* [SHORT TASK]:
Leaving out the pictures, please retype each record exactly.

──────────────────────────────

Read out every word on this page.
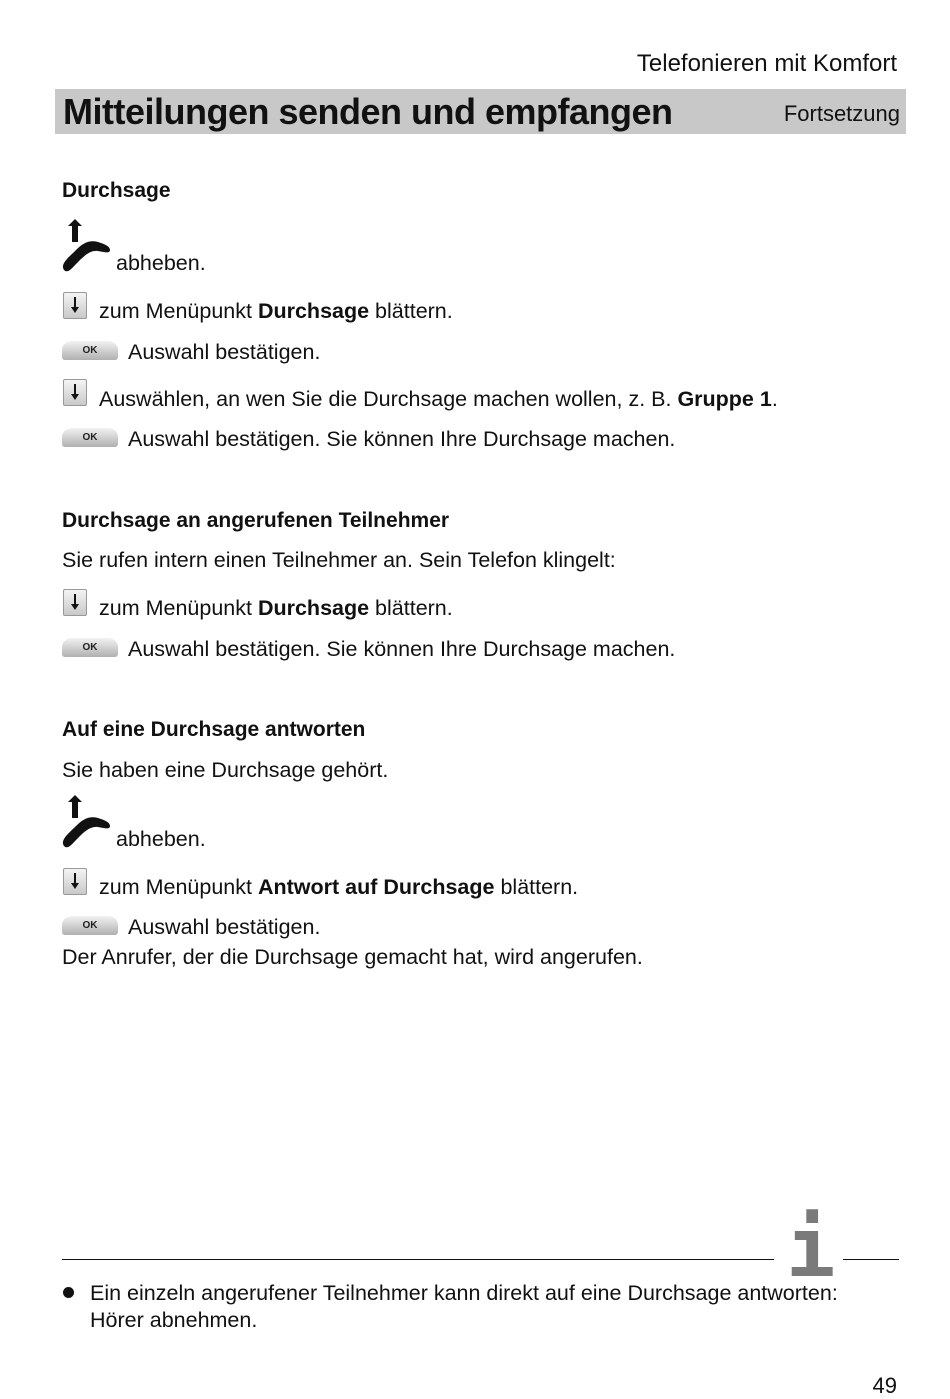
Telefonieren mit Komfort
Mitteilungen senden und empfangen	Fortsetzung
Durchsage
abheben.
zum Menüpunkt Durchsage blättern.
OK	Auswahl bestätigen.
Auswählen, an wen Sie die Durchsage machen wollen, z. B. Gruppe 1.
OK	Auswahl bestätigen. Sie können Ihre Durchsage machen.
Durchsage an angerufenen Teilnehmer
Sie rufen intern einen Teilnehmer an. Sein Telefon klingelt:
zum Menüpunkt Durchsage blättern.
OK	Auswahl bestätigen. Sie können Ihre Durchsage machen.
Auf eine Durchsage antworten
Sie haben eine Durchsage gehört.
abheben.
zum Menüpunkt Antwort auf Durchsage blättern.
OK	Auswahl bestätigen.
Der Anrufer, der die Durchsage gemacht hat, wird angerufen.
i
Ein einzeln angerufener Teilnehmer kann direkt auf eine Durchsage antworten: Hörer abnehmen.
49
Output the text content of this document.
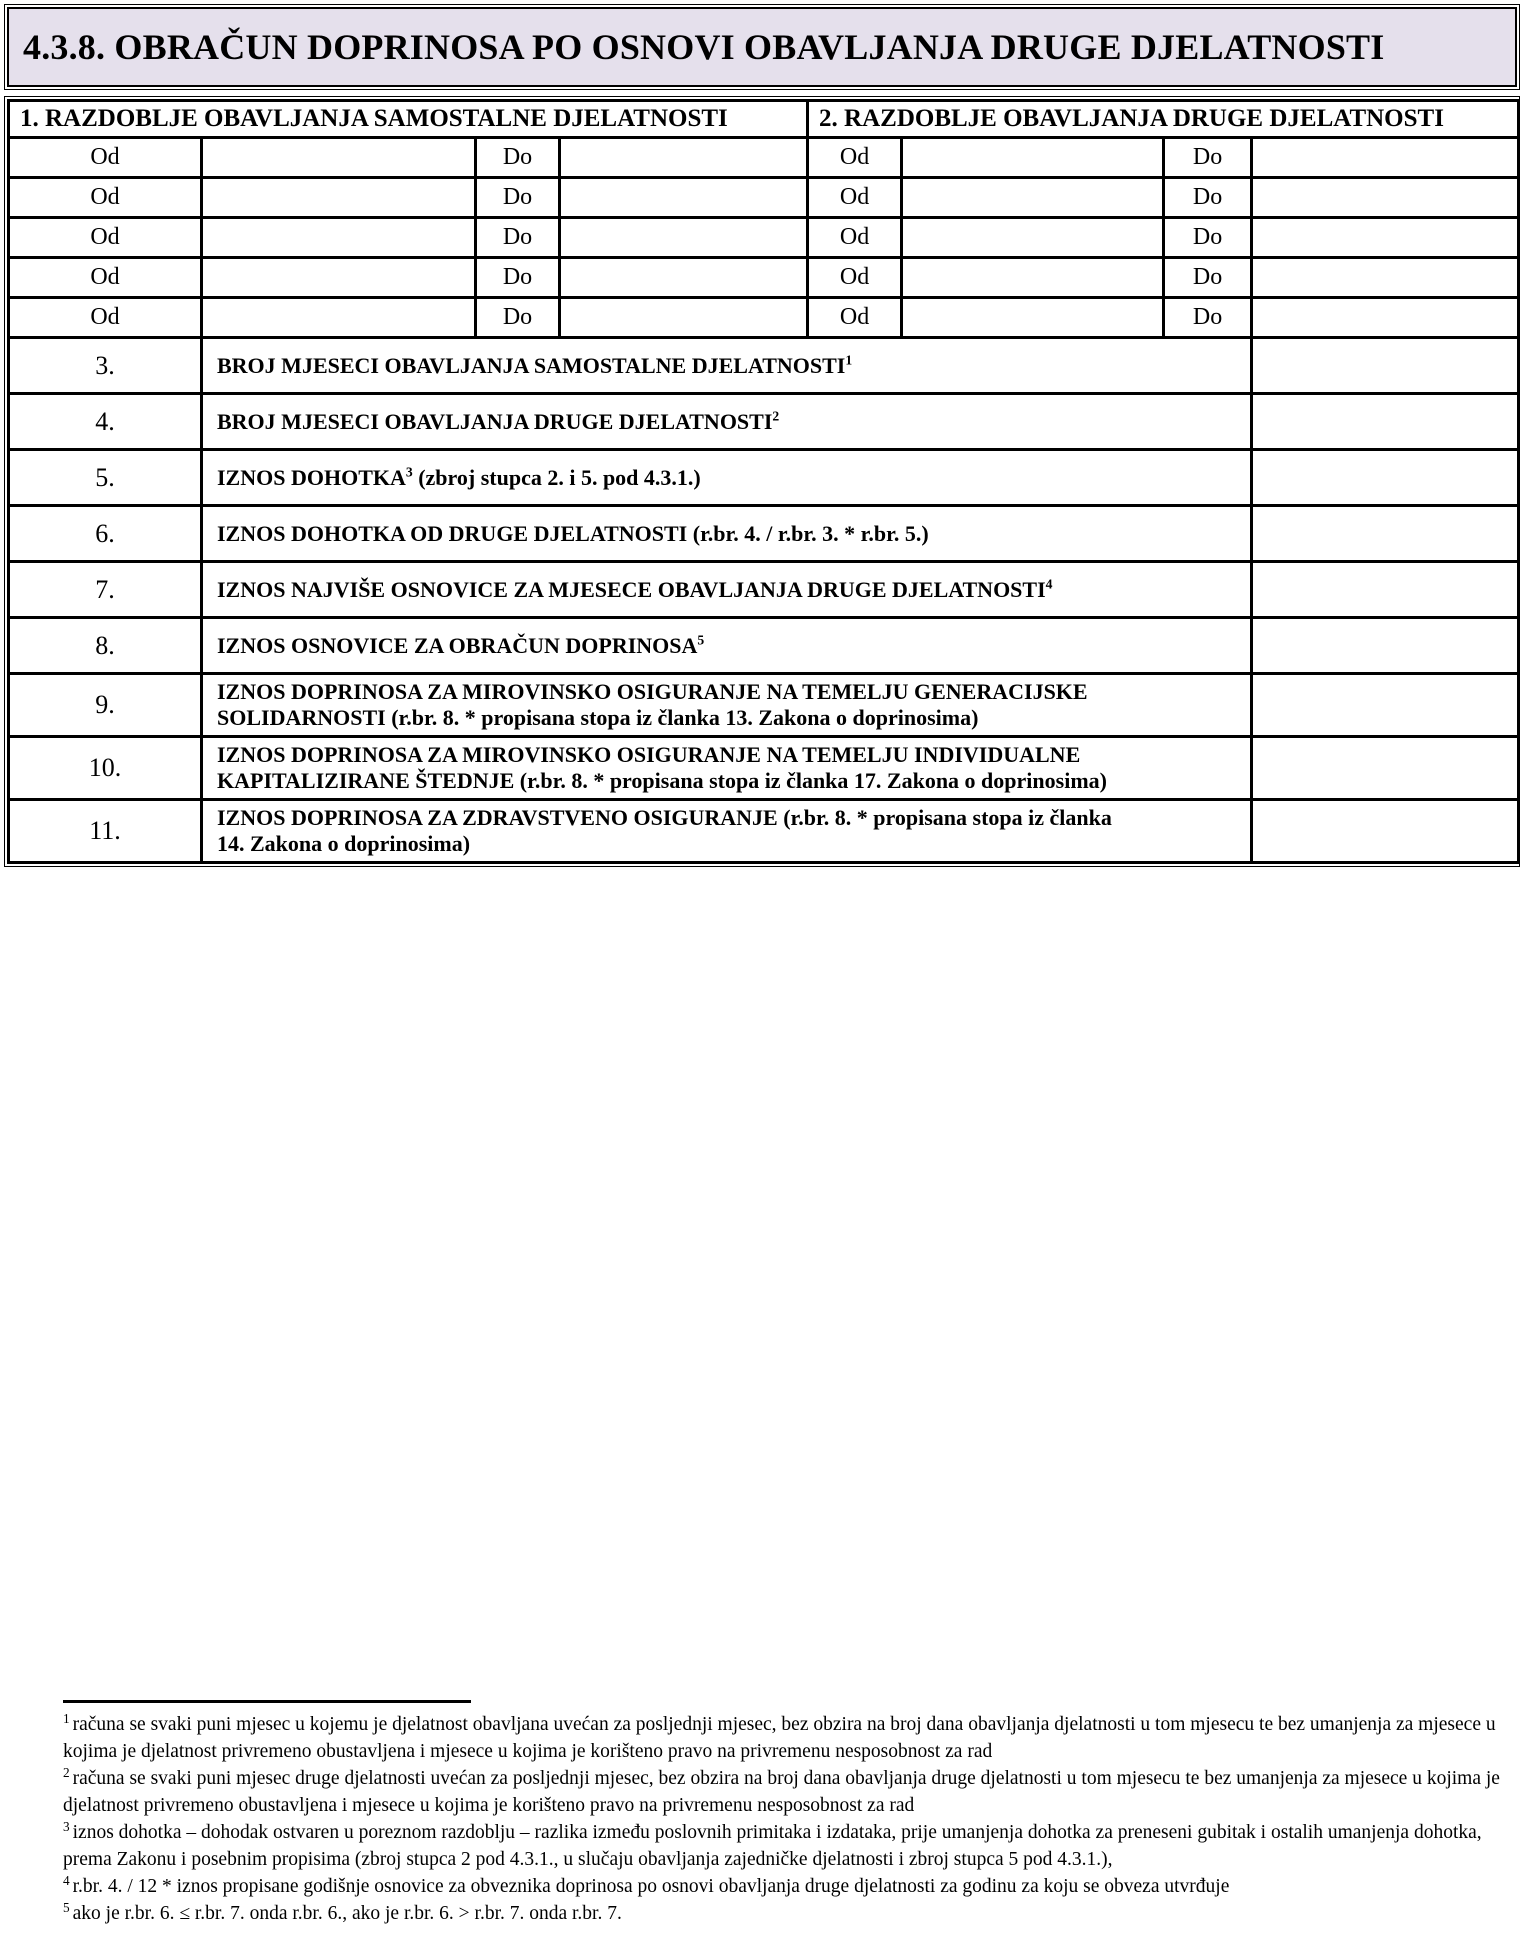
4.3.8. OBRAČUN DOPRINOSA PO OSNOVI OBAVLJANJA DRUGE DJELATNOSTI
1. RAZDOBLJE OBAVLJANJA SAMOSTALNE DJELATNOSTI				2. RAZDOBLJE OBAVLJANJA DRUGE DJELATNOSTI			
Od		Do		Od		Do	
Od		Do		Od		Do	
Od		Do		Od		Do	
Od		Do		Od		Do	
Od		Do		Od		Do	
3.	BROJ MJESECI OBAVLJANJA SAMOSTALNE DJELATNOSTI$^1$	
4.	BROJ MJESECI OBAVLJANJA DRUGE DJELATNOSTI$^2$	
5.	IZNOS DOHOTKA$^3$ (zbroj stupca 2. i 5. pod 4.3.1.)						
6.	IZNOS DOHOTKA OD DRUGE DJELATNOSTI (r.br. 4. / r.br. 3. * r.br. 5.)						
7.	IZNOS NAJVIŠE OSNOVICE ZA MJESECE OBAVLJANJA DRUGE DJELATNOSTI$^4$	
8.	IZNOS OSNOVICE ZA OBRAČUN DOPRINOSA$^5$	
9.	IZNOS DOPRINOSA ZA MIROVINSKO OSIGURANJE NA TEMELJU GENERACIJSKE SOLIDARNOSTI (r.br. 8. * propisana stopa iz članka 13. Zakona o doprinosima)						
10.	IZNOS DOPRINOSA ZA MIROVINSKO OSIGURANJE NA TEMELJU INDIVIDUALNE KAPITALIZIRANE ŠTEDNJE (r.br. 8. * propisana stopa iz članka 17. Zakona o doprinosima)						
11.	IZNOS DOPRINOSA ZA ZDRAVSTVENO OSIGURANJE (r.br. 8. * propisana stopa iz članka 14. Zakona o doprinosima)						
$^1$ računa se svaki puni mjesec u kojemu je djelatnost obavljana uvećan za posljednji mjesec, bez obzira na broj dana obavljanja djelatnosti u tom mjesecu te bez umanjenja za mjesece u kojima je djelatnost privremeno obustavljena i mjesece u kojima je korišteno pravo na privremenu nesposobnost za rad
$^2$ računa se svaki puni mjesec druge djelatnosti uvećan za posljednji mjesec, bez obzira na broj dana obavljanja druge djelatnosti u tom mjesecu te bez umanjenja za mjesece u kojima je djelatnost privremeno obustavljena i mjesece u kojima je korišteno pravo na privremenu nesposobnost za rad
$^3$ iznos dohotka – dohodak ostvaren u poreznom razdoblju – razlika između poslovnih primitaka i izdataka, prije umanjenja dohotka za preneseni gubitak i ostalih umanjenja dohotka, prema Zakonu i posebnim propisima (zbroj stupca 2 pod 4.3.1., u slučaju obavljanja zajedničke djelatnosti i zbroj stupca 5 pod 4.3.1.),
$^4$ r.br. 4. / 12 * iznos propisane godišnje osnovice za obveznika doprinosa po osnovi obavljanja druge djelatnosti za godinu za koju se obveza utvrđuje
$^5$ ako je r.br. 6. ≤ r.br. 7. onda r.br. 6., ako je r.br. 6. > r.br. 7. onda r.br. 7.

──────────────────────────────

* [SOLVED PROBLEM]:
Read out every word on this page.
Telefonieren mit Komfort
Mitteilungen senden und empfangen	Fortsetzung
Durchsage
abheben.
zum Menüpunkt Durchsage blättern.
OK	Auswahl bestätigen.
Auswählen, an wen Sie die Durchsage machen wollen, z. B. Gruppe 1.
OK	Auswahl bestätigen. Sie können Ihre Durchsage machen.
Durchsage an angerufenen Teilnehmer
Sie rufen intern einen Teilnehmer an. Sein Telefon klingelt:
zum Menüpunkt Durchsage blättern.
OK	Auswahl bestätigen. Sie können Ihre Durchsage machen.
Auf eine Durchsage antworten
Sie haben eine Durchsage gehört.
abheben.
zum Menüpunkt Antwort auf Durchsage blättern.
OK	Auswahl bestätigen.
Der Anrufer, der die Durchsage gemacht hat, wird angerufen.
i
Ein einzeln angerufener Teilnehmer kann direkt auf eine Durchsage antworten: Hörer abnehmen.
49
Output the text content of this document.
4.3.8. OBRAČUN DOPRINOSA PO OSNOVI OBAVLJANJA DRUGE DJELATNOSTI
1. RAZDOBLJE OBAVLJANJA SAMOSTALNE DJELATNOSTI				2. RAZDOBLJE OBAVLJANJA DRUGE DJELATNOSTI			
Od		Do		Od		Do	
Od		Do		Od		Do	
Od		Do		Od		Do	
Od		Do		Od		Do	
Od		Do		Od		Do	
3.	BROJ MJESECI OBAVLJANJA SAMOSTALNE DJELATNOSTI$^1$	
4.	BROJ MJESECI OBAVLJANJA DRUGE DJELATNOSTI$^2$	
5.	IZNOS DOHOTKA$^3$ (zbroj stupca 2. i 5. pod 4.3.1.)						
6.	IZNOS DOHOTKA OD DRUGE DJELATNOSTI (r.br. 4. / r.br. 3. * r.br. 5.)						
7.	IZNOS NAJVIŠE OSNOVICE ZA MJESECE OBAVLJANJA DRUGE DJELATNOSTI$^4$	
8.	IZNOS OSNOVICE ZA OBRAČUN DOPRINOSA$^5$	
9.	IZNOS DOPRINOSA ZA MIROVINSKO OSIGURANJE NA TEMELJU GENERACIJSKE SOLIDARNOSTI (r.br. 8. * propisana stopa iz članka 13. Zakona o doprinosima)						
10.	IZNOS DOPRINOSA ZA MIROVINSKO OSIGURANJE NA TEMELJU INDIVIDUALNE KAPITALIZIRANE ŠTEDNJE (r.br. 8. * propisana stopa iz članka 17. Zakona o doprinosima)						
11.	IZNOS DOPRINOSA ZA ZDRAVSTVENO OSIGURANJE (r.br. 8. * propisana stopa iz članka 14. Zakona o doprinosima)						
$^1$ računa se svaki puni mjesec u kojemu je djelatnost obavljana uvećan za posljednji mjesec, bez obzira na broj dana obavljanja djelatnosti u tom mjesecu te bez umanjenja za mjesece u kojima je djelatnost privremeno obustavljena i mjesece u kojima je korišteno pravo na privremenu nesposobnost za rad
$^2$ računa se svaki puni mjesec druge djelatnosti uvećan za posljednji mjesec, bez obzira na broj dana obavljanja druge djelatnosti u tom mjesecu te bez umanjenja za mjesece u kojima je djelatnost privremeno obustavljena i mjesece u kojima je korišteno pravo na privremenu nesposobnost za rad
$^3$ iznos dohotka – dohodak ostvaren u poreznom razdoblju – razlika između poslovnih primitaka i izdataka, prije umanjenja dohotka za preneseni gubitak i ostalih umanjenja dohotka, prema Zakonu i posebnim propisima (zbroj stupca 2 pod 4.3.1., u slučaju obavljanja zajedničke djelatnosti i zbroj stupca 5 pod 4.3.1.),
$^4$ r.br. 4. / 12 * iznos propisane godišnje osnovice za obveznika doprinosa po osnovi obavljanja druge djelatnosti za godinu za koju se obveza utvrđuje
$^5$ ako je r.br. 6. ≤ r.br. 7. onda r.br. 6., ako je r.br. 6. > r.br. 7. onda r.br. 7.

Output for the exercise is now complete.